start
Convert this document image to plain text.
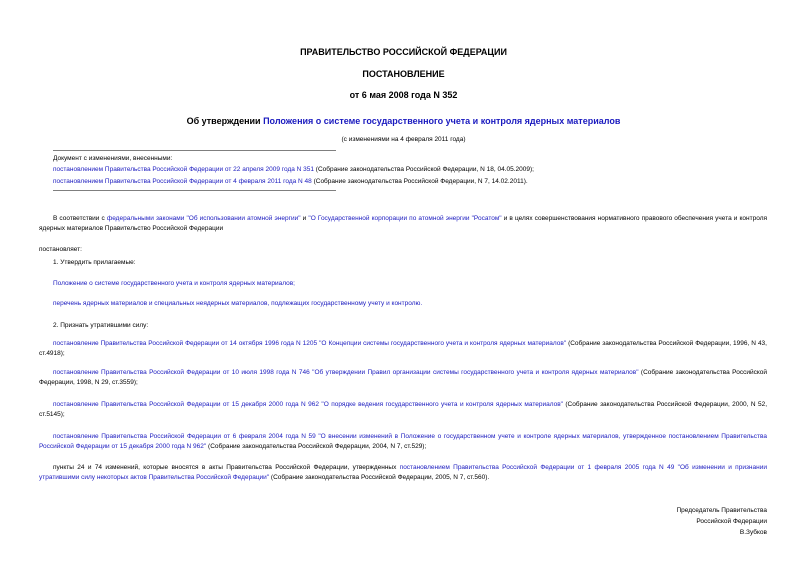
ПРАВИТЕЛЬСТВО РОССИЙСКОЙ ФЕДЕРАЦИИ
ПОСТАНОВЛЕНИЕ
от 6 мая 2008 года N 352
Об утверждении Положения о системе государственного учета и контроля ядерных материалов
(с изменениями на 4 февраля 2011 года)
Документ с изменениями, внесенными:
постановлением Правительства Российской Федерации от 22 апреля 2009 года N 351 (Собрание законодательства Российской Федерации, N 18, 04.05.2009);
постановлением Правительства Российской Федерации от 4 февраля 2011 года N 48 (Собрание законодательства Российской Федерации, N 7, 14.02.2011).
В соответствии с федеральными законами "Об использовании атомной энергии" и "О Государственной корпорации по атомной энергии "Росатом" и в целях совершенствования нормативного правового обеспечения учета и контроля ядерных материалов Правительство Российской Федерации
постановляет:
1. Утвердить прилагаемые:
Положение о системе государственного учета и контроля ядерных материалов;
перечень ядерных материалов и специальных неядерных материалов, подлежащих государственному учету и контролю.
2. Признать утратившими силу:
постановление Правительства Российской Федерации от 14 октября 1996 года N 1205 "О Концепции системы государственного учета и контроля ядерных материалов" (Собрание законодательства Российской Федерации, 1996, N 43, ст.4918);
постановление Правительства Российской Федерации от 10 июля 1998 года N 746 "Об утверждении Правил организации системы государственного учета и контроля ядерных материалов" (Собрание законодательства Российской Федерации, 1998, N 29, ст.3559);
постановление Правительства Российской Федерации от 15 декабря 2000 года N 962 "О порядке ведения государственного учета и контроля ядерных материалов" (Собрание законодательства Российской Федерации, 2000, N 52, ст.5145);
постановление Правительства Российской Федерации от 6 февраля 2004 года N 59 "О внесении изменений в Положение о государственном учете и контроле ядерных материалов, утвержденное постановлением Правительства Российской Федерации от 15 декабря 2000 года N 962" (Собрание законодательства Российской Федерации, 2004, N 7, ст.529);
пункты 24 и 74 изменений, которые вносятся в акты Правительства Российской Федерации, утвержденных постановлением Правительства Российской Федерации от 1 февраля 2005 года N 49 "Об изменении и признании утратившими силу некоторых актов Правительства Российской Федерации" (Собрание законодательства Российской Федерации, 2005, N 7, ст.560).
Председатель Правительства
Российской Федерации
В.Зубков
end
start
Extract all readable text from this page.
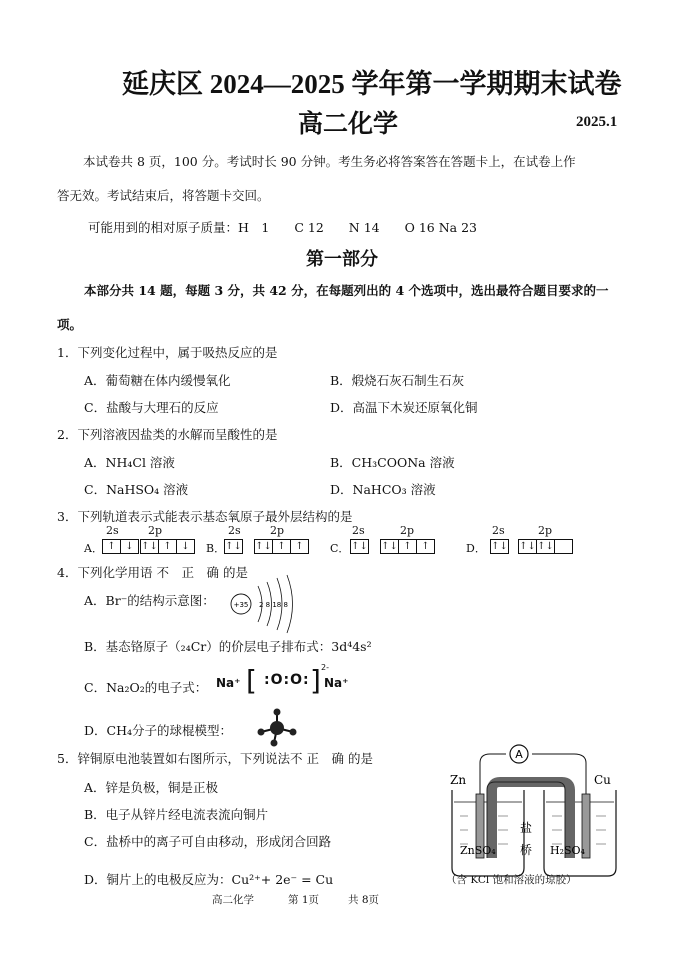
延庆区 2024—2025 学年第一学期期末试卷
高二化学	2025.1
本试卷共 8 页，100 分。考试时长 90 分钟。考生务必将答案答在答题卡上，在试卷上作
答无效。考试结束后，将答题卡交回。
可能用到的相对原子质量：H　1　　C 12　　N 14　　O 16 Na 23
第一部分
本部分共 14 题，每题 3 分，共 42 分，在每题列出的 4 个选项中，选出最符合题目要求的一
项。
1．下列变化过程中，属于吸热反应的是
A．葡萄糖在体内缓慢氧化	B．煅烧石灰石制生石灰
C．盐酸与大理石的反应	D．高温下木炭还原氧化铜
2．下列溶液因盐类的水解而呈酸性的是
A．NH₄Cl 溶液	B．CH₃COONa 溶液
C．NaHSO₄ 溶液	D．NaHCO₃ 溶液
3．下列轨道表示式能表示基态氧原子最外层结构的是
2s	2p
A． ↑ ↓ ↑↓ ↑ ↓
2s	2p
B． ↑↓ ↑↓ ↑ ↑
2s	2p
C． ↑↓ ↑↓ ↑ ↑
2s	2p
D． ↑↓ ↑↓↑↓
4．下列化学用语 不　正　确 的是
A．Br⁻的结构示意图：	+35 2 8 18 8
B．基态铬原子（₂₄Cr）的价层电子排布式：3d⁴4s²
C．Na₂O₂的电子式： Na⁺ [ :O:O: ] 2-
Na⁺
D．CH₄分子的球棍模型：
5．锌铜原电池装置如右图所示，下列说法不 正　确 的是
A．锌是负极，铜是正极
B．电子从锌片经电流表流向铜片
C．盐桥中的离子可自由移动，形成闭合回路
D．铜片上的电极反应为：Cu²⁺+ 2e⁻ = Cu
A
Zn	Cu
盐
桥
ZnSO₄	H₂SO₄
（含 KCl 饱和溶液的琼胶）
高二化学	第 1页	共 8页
end
**Instructions to follow:** Filter the records, keeping only lines that contain "изменениями", and show those lines.

**Task answer:**
(с изменениями на 4 февраля 2011 года)
Документ с изменениями, внесенными:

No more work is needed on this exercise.